#### Goal
Identify the lines that contain the string "this", then copy each of them.

#### Stored data
######
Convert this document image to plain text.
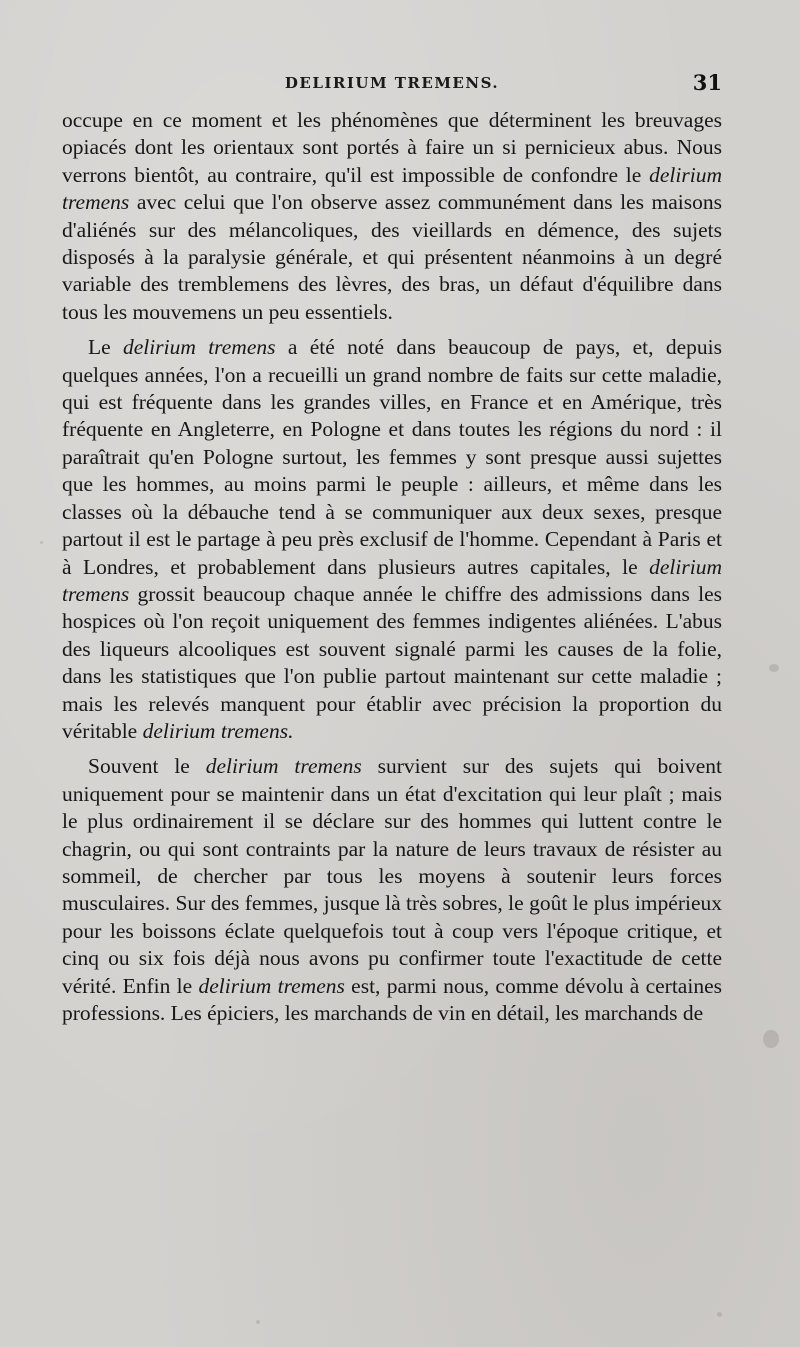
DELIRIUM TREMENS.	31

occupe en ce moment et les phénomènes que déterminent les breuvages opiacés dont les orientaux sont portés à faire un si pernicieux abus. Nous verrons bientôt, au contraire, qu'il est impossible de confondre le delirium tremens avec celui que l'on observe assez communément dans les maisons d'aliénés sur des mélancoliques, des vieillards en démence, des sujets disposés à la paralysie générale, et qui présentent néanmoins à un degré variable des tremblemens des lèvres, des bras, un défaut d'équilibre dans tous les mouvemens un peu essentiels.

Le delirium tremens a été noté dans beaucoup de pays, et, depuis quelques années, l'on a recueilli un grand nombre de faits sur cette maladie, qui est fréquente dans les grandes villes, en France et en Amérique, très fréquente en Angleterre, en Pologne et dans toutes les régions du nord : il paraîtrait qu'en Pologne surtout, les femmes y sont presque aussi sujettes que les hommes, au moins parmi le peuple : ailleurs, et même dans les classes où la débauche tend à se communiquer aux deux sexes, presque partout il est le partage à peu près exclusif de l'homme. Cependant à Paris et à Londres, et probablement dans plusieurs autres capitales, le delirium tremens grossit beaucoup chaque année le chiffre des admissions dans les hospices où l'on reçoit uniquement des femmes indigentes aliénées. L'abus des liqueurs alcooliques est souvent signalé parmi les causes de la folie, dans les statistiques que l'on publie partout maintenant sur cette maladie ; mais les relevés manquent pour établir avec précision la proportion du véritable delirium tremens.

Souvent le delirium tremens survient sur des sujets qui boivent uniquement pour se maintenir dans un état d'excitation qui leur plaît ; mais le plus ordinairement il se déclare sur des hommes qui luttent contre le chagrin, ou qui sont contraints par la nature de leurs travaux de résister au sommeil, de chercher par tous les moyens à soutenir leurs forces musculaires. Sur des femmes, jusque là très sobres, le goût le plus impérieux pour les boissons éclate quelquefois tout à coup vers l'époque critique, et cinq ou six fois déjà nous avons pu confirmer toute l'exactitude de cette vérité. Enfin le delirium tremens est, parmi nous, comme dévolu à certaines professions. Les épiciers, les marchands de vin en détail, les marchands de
######
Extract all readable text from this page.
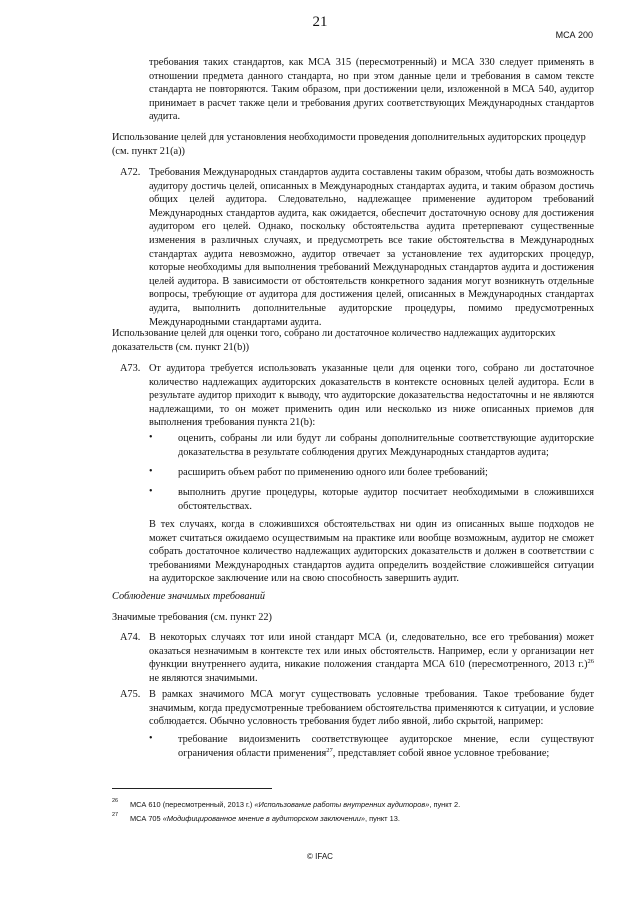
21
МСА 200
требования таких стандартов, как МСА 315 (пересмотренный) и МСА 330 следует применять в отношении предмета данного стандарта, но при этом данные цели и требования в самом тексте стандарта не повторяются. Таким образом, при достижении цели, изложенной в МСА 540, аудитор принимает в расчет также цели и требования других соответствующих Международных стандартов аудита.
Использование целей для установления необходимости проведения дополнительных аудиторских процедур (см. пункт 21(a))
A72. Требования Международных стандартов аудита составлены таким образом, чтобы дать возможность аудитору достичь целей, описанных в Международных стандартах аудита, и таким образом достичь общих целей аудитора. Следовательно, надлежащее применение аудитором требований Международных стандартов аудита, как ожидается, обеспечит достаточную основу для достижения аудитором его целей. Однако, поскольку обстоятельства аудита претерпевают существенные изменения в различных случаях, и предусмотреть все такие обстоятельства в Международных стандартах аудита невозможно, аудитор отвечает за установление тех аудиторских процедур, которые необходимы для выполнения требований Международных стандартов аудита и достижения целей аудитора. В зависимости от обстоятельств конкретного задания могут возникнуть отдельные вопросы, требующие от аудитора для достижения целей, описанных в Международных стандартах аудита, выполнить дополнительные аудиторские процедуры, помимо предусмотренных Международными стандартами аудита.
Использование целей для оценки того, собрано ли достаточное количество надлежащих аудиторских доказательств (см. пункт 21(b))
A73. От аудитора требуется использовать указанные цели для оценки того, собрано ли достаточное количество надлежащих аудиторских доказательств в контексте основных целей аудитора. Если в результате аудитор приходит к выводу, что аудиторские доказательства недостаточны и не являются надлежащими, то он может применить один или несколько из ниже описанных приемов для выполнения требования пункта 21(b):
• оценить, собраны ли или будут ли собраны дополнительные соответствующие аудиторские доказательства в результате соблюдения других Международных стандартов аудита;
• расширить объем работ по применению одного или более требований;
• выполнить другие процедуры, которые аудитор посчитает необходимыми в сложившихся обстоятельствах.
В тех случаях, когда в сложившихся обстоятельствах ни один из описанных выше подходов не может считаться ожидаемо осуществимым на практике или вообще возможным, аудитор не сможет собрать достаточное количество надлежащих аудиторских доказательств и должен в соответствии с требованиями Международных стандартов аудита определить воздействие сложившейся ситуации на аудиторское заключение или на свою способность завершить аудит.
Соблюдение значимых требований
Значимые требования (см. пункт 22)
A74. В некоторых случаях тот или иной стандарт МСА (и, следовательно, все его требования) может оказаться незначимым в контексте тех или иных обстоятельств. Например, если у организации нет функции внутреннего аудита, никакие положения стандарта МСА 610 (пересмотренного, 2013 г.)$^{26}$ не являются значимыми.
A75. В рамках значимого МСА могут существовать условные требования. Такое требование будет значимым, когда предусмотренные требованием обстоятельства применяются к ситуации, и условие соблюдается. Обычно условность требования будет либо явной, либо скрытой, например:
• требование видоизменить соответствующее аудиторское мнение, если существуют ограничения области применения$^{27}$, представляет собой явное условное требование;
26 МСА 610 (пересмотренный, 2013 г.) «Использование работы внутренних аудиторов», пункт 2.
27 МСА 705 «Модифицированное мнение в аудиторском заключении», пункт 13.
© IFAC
######
#### Final result
Convert this document image to plain text.
Extract all readable text from this page.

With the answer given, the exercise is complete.